What is needed | Pick out every line in the data below that holds "Authentication".
════════
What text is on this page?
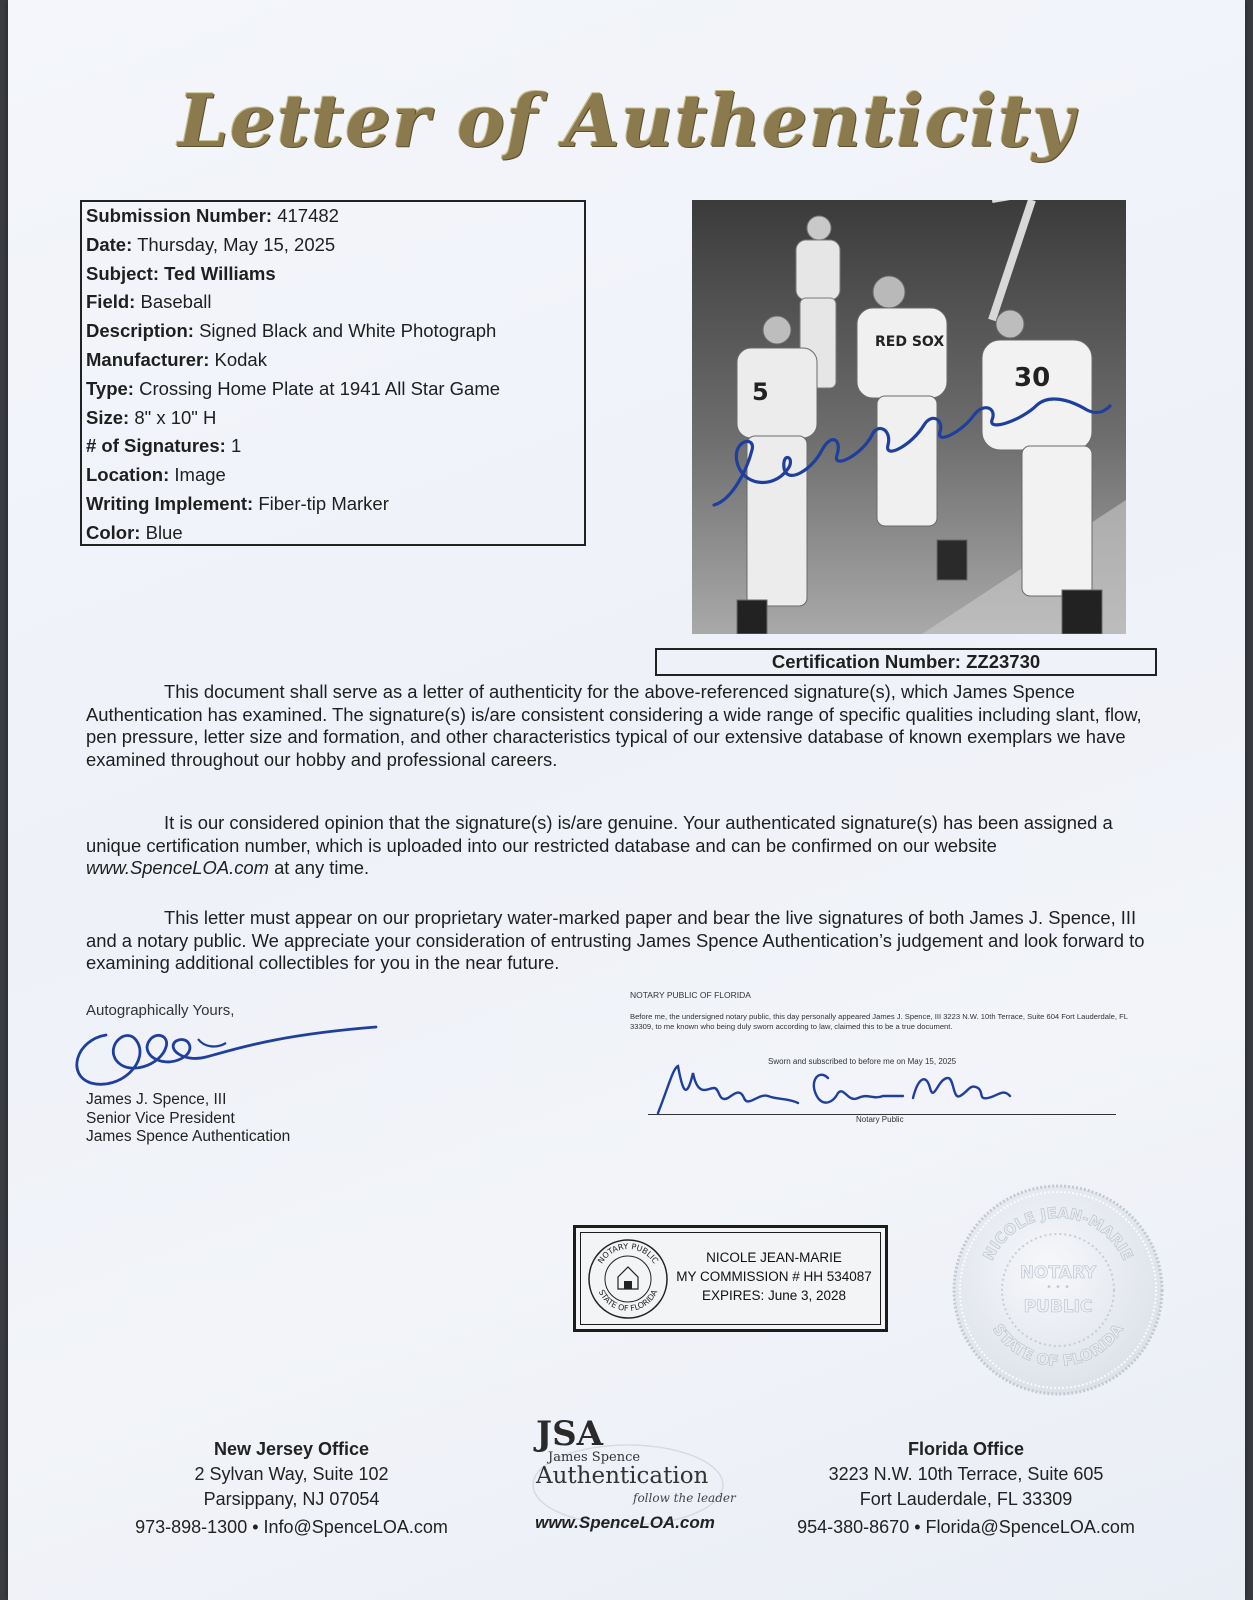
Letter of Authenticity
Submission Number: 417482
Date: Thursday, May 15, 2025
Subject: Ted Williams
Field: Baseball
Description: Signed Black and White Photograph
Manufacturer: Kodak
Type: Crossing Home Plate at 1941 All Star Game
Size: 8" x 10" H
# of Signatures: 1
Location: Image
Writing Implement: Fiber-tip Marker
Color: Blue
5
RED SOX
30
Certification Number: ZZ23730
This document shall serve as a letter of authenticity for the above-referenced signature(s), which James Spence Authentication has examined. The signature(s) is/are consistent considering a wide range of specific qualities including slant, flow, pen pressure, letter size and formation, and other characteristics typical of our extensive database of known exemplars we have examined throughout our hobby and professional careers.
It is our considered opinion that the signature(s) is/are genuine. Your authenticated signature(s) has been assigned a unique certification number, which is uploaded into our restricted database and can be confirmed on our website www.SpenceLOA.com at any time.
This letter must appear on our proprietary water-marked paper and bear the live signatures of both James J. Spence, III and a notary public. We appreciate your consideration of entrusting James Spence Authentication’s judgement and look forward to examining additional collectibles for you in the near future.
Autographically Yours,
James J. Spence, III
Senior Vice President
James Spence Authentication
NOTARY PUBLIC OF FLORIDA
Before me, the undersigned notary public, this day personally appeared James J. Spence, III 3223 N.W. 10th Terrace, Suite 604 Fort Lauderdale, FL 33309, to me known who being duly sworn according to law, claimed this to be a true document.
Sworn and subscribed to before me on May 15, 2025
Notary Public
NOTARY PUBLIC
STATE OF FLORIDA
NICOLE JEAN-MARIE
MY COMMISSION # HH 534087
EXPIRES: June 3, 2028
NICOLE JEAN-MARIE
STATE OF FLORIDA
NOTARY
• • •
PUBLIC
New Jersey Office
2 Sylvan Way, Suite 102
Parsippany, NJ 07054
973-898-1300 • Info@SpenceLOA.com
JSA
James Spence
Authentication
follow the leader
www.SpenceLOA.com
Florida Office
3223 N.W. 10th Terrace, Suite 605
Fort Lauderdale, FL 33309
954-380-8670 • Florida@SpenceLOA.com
════════
Task output |
This document shall serve as a letter of authenticity for the above-referenced signature(s), which James Spence Authentication has examined. The signature(s) is/are consistent considering a wide range of specific qualities including slant, flow, pen pressure, letter size and formation, and other characteristics typical of our extensive database of known exemplars we have examined throughout our hobby and professional careers.
This letter must appear on our proprietary water-marked paper and bear the live signatures of both James J. Spence, III and a notary public. We appreciate your consideration of entrusting James Spence Authentication’s judgement and look forward to examining additional collectibles for you in the near future.
James Spence Authentication
Authentication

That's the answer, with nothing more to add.